» **Work to do**
From the entries below, say how many lines carry the word "Newsletter", and give nothing but the number.

::: Records for this task

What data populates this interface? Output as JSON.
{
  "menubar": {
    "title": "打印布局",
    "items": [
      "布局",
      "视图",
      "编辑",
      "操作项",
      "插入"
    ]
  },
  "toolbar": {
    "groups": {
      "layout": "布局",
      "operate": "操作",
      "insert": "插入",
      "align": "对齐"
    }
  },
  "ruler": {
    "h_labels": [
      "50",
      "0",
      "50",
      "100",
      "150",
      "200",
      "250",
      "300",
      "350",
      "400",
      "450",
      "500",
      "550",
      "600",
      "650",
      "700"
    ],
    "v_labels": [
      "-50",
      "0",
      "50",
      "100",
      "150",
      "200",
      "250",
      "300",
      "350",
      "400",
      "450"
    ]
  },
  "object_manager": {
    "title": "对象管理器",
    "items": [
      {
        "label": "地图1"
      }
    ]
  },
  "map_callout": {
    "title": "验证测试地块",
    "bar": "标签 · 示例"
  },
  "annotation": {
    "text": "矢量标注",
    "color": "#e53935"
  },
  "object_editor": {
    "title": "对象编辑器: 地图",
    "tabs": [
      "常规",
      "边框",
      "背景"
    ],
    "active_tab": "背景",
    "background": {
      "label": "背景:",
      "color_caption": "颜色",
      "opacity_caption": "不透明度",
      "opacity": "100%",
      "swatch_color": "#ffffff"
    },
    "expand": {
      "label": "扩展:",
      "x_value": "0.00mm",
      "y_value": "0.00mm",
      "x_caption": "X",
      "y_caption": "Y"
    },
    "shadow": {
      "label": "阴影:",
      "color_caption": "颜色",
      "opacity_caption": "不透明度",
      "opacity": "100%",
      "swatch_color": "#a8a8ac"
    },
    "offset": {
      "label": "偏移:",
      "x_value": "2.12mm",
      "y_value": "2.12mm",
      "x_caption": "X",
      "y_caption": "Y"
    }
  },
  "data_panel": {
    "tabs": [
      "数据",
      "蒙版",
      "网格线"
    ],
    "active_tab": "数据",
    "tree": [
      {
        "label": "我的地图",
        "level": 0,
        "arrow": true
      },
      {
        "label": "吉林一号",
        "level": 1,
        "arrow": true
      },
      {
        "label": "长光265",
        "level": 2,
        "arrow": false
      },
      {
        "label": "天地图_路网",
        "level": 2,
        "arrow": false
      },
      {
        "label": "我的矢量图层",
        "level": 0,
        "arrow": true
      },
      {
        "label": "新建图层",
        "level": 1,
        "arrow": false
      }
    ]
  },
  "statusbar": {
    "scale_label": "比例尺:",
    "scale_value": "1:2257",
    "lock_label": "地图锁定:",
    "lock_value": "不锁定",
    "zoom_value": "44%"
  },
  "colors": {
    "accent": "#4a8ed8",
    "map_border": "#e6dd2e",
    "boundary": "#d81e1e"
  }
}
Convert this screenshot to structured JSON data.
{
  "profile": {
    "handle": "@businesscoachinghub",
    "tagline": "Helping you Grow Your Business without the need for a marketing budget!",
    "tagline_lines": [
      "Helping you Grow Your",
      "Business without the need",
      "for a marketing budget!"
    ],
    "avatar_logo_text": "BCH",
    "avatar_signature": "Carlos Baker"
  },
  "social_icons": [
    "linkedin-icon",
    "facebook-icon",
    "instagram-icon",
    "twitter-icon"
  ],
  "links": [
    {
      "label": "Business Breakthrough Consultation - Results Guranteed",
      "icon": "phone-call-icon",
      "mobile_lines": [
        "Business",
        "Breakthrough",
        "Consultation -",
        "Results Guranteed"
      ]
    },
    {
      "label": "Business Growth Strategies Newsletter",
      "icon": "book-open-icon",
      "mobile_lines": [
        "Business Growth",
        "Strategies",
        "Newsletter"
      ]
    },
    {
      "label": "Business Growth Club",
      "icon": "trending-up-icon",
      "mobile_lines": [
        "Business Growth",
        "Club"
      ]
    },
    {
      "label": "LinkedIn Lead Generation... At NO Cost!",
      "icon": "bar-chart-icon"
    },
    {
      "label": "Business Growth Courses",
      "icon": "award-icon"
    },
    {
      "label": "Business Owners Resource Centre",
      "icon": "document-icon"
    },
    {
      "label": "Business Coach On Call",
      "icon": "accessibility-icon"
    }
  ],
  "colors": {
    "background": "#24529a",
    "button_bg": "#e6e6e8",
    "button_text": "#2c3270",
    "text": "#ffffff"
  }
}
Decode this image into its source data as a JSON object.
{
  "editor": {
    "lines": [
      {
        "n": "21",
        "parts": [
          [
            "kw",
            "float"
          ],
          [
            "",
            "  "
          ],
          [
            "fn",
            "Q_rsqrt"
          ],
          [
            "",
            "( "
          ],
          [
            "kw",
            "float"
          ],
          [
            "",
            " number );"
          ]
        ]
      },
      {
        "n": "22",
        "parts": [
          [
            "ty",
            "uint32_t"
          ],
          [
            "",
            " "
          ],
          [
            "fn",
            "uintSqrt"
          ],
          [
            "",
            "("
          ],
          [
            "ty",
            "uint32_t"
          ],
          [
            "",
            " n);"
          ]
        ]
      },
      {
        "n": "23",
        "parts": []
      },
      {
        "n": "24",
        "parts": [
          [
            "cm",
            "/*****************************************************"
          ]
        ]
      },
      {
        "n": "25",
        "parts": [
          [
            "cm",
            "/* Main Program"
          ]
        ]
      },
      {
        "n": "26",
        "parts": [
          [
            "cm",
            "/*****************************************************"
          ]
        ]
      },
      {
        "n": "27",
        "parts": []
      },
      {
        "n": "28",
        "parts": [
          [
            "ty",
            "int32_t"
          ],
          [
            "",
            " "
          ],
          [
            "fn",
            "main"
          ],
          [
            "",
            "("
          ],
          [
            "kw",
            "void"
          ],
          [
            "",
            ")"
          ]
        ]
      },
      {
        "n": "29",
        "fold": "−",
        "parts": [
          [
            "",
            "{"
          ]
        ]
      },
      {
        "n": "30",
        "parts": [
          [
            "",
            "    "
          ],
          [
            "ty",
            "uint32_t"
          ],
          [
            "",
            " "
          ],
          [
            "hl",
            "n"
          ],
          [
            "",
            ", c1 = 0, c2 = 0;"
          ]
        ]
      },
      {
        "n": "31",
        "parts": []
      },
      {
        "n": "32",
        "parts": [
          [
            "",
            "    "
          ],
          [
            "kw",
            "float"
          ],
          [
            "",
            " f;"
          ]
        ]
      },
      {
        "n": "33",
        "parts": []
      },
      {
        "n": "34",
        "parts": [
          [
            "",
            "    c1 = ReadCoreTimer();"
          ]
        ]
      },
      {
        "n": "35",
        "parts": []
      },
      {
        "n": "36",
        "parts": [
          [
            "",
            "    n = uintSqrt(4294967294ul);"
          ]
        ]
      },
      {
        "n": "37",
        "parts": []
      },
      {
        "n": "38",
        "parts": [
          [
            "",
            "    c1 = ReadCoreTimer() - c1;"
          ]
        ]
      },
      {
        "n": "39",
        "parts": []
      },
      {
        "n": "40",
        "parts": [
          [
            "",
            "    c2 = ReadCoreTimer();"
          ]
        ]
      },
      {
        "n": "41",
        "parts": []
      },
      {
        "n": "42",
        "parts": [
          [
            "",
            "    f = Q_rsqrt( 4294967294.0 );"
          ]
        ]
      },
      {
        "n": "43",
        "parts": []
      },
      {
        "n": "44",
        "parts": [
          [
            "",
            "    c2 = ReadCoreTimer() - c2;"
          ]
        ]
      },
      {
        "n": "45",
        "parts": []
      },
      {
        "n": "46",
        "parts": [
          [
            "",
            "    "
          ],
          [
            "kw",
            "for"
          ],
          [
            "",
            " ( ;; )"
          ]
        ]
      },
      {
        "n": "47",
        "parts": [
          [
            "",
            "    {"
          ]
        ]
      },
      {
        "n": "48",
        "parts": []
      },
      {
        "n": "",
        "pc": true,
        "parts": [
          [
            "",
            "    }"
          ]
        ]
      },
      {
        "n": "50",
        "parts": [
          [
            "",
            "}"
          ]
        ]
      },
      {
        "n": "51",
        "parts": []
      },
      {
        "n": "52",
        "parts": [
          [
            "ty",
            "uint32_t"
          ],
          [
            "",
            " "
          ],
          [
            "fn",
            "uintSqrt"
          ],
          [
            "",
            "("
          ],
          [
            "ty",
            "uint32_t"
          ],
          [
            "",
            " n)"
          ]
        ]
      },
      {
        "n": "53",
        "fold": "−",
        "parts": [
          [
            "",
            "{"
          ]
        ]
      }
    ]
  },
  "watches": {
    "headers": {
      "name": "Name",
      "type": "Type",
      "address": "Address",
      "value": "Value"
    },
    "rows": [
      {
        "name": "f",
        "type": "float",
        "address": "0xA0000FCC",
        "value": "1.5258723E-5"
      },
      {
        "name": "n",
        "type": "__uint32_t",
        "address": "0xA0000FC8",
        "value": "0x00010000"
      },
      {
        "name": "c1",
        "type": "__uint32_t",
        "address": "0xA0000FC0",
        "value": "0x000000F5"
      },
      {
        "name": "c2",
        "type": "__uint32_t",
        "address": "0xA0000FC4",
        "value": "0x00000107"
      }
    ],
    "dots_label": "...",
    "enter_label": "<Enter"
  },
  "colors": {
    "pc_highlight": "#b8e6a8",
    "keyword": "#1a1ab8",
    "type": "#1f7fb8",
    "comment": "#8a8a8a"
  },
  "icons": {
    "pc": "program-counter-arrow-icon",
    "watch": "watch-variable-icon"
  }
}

::::::

» **Written response**
2